Records excerpted from a collection

┌──

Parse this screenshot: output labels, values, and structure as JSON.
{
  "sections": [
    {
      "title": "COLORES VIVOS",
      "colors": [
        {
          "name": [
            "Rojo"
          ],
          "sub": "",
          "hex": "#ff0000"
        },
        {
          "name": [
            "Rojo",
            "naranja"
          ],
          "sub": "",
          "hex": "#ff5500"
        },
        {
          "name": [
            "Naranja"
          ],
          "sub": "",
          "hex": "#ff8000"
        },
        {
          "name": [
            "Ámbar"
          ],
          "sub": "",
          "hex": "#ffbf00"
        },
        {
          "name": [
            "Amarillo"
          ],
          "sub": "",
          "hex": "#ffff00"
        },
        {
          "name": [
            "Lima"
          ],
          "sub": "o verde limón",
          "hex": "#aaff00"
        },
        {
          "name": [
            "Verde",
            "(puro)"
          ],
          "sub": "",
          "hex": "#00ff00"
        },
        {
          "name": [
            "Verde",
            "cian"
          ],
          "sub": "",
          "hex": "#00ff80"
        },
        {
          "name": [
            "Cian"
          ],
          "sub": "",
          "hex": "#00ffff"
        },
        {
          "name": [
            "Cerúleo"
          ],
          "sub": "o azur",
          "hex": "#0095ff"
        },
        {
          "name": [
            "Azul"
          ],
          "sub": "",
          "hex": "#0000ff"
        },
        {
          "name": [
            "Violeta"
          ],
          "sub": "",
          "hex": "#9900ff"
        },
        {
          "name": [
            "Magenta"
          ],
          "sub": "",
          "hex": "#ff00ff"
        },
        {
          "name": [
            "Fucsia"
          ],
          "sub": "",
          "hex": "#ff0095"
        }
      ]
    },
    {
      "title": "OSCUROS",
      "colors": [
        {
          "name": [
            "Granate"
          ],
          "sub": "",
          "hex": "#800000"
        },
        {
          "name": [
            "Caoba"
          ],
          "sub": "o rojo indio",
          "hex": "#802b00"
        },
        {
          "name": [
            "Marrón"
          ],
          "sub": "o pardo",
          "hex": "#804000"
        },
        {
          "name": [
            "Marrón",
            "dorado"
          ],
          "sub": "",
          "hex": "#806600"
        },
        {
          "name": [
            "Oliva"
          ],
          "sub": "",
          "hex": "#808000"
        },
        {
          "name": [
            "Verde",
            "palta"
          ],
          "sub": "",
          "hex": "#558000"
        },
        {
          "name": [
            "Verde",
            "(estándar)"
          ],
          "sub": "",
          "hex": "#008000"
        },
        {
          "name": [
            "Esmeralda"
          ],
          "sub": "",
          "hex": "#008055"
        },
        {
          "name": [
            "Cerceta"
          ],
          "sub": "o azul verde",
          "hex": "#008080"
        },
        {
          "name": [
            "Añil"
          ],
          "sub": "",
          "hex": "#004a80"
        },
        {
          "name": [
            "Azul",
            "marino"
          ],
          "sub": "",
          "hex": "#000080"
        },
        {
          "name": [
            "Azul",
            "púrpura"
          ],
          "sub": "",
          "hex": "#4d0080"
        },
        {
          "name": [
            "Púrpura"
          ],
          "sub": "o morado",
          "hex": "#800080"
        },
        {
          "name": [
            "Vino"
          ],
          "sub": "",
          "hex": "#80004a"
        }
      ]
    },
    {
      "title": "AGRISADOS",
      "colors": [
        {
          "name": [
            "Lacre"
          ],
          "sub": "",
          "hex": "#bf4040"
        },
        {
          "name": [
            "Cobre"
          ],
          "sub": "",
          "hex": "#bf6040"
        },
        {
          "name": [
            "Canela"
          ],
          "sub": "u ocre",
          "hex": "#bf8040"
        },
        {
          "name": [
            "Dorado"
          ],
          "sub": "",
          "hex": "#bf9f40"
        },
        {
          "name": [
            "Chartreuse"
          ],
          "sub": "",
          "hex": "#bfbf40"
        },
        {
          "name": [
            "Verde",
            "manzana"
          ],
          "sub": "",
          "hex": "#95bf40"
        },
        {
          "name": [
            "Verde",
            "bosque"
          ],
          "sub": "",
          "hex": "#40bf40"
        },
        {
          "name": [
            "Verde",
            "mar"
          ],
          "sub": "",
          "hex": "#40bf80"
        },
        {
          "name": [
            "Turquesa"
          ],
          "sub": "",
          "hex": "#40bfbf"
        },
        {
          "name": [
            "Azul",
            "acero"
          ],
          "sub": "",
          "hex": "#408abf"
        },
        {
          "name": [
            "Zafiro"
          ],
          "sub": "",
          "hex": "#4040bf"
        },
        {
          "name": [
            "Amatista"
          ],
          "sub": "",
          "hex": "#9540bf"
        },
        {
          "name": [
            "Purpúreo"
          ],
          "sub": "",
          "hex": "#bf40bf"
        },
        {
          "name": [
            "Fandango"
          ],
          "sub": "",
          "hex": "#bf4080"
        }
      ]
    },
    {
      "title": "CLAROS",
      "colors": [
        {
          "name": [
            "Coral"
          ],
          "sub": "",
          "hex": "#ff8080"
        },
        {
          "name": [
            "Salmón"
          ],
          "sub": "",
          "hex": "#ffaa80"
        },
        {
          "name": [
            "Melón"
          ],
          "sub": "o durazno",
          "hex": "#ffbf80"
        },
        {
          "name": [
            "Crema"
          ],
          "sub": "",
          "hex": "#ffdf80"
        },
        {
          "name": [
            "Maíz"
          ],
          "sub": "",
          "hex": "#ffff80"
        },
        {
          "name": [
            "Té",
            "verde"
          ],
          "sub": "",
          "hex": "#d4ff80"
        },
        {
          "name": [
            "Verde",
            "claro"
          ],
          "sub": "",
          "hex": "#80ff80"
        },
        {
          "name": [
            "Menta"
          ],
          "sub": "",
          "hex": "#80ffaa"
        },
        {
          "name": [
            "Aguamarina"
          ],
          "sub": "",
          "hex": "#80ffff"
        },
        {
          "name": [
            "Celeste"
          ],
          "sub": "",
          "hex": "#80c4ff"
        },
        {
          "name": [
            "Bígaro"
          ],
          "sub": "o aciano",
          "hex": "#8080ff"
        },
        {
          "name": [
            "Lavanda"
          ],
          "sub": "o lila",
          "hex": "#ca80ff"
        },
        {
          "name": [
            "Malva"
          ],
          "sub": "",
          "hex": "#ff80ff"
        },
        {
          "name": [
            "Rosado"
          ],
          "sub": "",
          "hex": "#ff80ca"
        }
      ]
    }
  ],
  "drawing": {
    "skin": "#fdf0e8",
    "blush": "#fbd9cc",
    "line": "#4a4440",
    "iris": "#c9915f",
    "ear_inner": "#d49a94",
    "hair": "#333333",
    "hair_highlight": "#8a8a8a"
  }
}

└──

Reproduce all data above, unchanged.

Parse this screenshot: output labels, values, and structure as JSON.
{
  "sections": [
    {
      "title": "COLORES VIVOS",
      "colors": [
        {
          "name": [
            "Rojo"
          ],
          "sub": "",
          "hex": "#ff0000"
        },
        {
          "name": [
            "Rojo",
            "naranja"
          ],
          "sub": "",
          "hex": "#ff5500"
        },
        {
          "name": [
            "Naranja"
          ],
          "sub": "",
          "hex": "#ff8000"
        },
        {
          "name": [
            "Ámbar"
          ],
          "sub": "",
          "hex": "#ffbf00"
        },
        {
          "name": [
            "Amarillo"
          ],
          "sub": "",
          "hex": "#ffff00"
        },
        {
          "name": [
            "Lima"
          ],
          "sub": "o verde limón",
          "hex": "#aaff00"
        },
        {
          "name": [
            "Verde",
            "(puro)"
          ],
          "sub": "",
          "hex": "#00ff00"
        },
        {
          "name": [
            "Verde",
            "cian"
          ],
          "sub": "",
          "hex": "#00ff80"
        },
        {
          "name": [
            "Cian"
          ],
          "sub": "",
          "hex": "#00ffff"
        },
        {
          "name": [
            "Cerúleo"
          ],
          "sub": "o azur",
          "hex": "#0095ff"
        },
        {
          "name": [
            "Azul"
          ],
          "sub": "",
          "hex": "#0000ff"
        },
        {
          "name": [
            "Violeta"
          ],
          "sub": "",
          "hex": "#9900ff"
        },
        {
          "name": [
            "Magenta"
          ],
          "sub": "",
          "hex": "#ff00ff"
        },
        {
          "name": [
            "Fucsia"
          ],
          "sub": "",
          "hex": "#ff0095"
        }
      ]
    },
    {
      "title": "OSCUROS",
      "colors": [
        {
          "name": [
            "Granate"
          ],
          "sub": "",
          "hex": "#800000"
        },
        {
          "name": [
            "Caoba"
          ],
          "sub": "o rojo indio",
          "hex": "#802b00"
        },
        {
          "name": [
            "Marrón"
          ],
          "sub": "o pardo",
          "hex": "#804000"
        },
        {
          "name": [
            "Marrón",
            "dorado"
          ],
          "sub": "",
          "hex": "#806600"
        },
        {
          "name": [
            "Oliva"
          ],
          "sub": "",
          "hex": "#808000"
        },
        {
          "name": [
            "Verde",
            "palta"
          ],
          "sub": "",
          "hex": "#558000"
        },
        {
          "name": [
            "Verde",
            "(estándar)"
          ],
          "sub": "",
          "hex": "#008000"
        },
        {
          "name": [
            "Esmeralda"
          ],
          "sub": "",
          "hex": "#008055"
        },
        {
          "name": [
            "Cerceta"
          ],
          "sub": "o azul verde",
          "hex": "#008080"
        },
        {
          "name": [
            "Añil"
          ],
          "sub": "",
          "hex": "#004a80"
        },
        {
          "name": [
            "Azul",
            "marino"
          ],
          "sub": "",
          "hex": "#000080"
        },
        {
          "name": [
            "Azul",
            "púrpura"
          ],
          "sub": "",
          "hex": "#4d0080"
        },
        {
          "name": [
            "Púrpura"
          ],
          "sub": "o morado",
          "hex": "#800080"
        },
        {
          "name": [
            "Vino"
          ],
          "sub": "",
          "hex": "#80004a"
        }
      ]
    },
    {
      "title": "AGRISADOS",
      "colors": [
        {
          "name": [
            "Lacre"
          ],
          "sub": "",
          "hex": "#bf4040"
        },
        {
          "name": [
            "Cobre"
          ],
          "sub": "",
          "hex": "#bf6040"
        },
        {
          "name": [
            "Canela"
          ],
          "sub": "u ocre",
          "hex": "#bf8040"
        },
        {
          "name": [
            "Dorado"
          ],
          "sub": "",
          "hex": "#bf9f40"
        },
        {
          "name": [
            "Chartreuse"
          ],
          "sub": "",
          "hex": "#bfbf40"
        },
        {
          "name": [
            "Verde",
            "manzana"
          ],
          "sub": "",
          "hex": "#95bf40"
        },
        {
          "name": [
            "Verde",
            "bosque"
          ],
          "sub": "",
          "hex": "#40bf40"
        },
        {
          "name": [
            "Verde",
            "mar"
          ],
          "sub": "",
          "hex": "#40bf80"
        },
        {
          "name": [
            "Turquesa"
          ],
          "sub": "",
          "hex": "#40bfbf"
        },
        {
          "name": [
            "Azul",
            "acero"
          ],
          "sub": "",
          "hex": "#408abf"
        },
        {
          "name": [
            "Zafiro"
          ],
          "sub": "",
          "hex": "#4040bf"
        },
        {
          "name": [
            "Amatista"
          ],
          "sub": "",
          "hex": "#9540bf"
        },
        {
          "name": [
            "Purpúreo"
          ],
          "sub": "",
          "hex": "#bf40bf"
        },
        {
          "name": [
            "Fandango"
          ],
          "sub": "",
          "hex": "#bf4080"
        }
      ]
    },
    {
      "title": "CLAROS",
      "colors": [
        {
          "name": [
            "Coral"
          ],
          "sub": "",
          "hex": "#ff8080"
        },
        {
          "name": [
            "Salmón"
          ],
          "sub": "",
          "hex": "#ffaa80"
        },
        {
          "name": [
            "Melón"
          ],
          "sub": "o durazno",
          "hex": "#ffbf80"
        },
        {
          "name": [
            "Crema"
          ],
          "sub": "",
          "hex": "#ffdf80"
        },
        {
          "name": [
            "Maíz"
          ],
          "sub": "",
          "hex": "#ffff80"
        },
        {
          "name": [
            "Té",
            "verde"
          ],
          "sub": "",
          "hex": "#d4ff80"
        },
        {
          "name": [
            "Verde",
            "claro"
          ],
          "sub": "",
          "hex": "#80ff80"
        },
        {
          "name": [
            "Menta"
          ],
          "sub": "",
          "hex": "#80ffaa"
        },
        {
          "name": [
            "Aguamarina"
          ],
          "sub": "",
          "hex": "#80ffff"
        },
        {
          "name": [
            "Celeste"
          ],
          "sub": "",
          "hex": "#80c4ff"
        },
        {
          "name": [
            "Bígaro"
          ],
          "sub": "o aciano",
          "hex": "#8080ff"
        },
        {
          "name": [
            "Lavanda"
          ],
          "sub": "o lila",
          "hex": "#ca80ff"
        },
        {
          "name": [
            "Malva"
          ],
          "sub": "",
          "hex": "#ff80ff"
        },
        {
          "name": [
            "Rosado"
          ],
          "sub": "",
          "hex": "#ff80ca"
        }
      ]
    }
  ],
  "drawing": {
    "skin": "#fdf0e8",
    "blush": "#fbd9cc",
    "line": "#4a4440",
    "iris": "#c9915f",
    "ear_inner": "#d49a94",
    "hair": "#333333",
    "hair_highlight": "#8a8a8a"
  }
}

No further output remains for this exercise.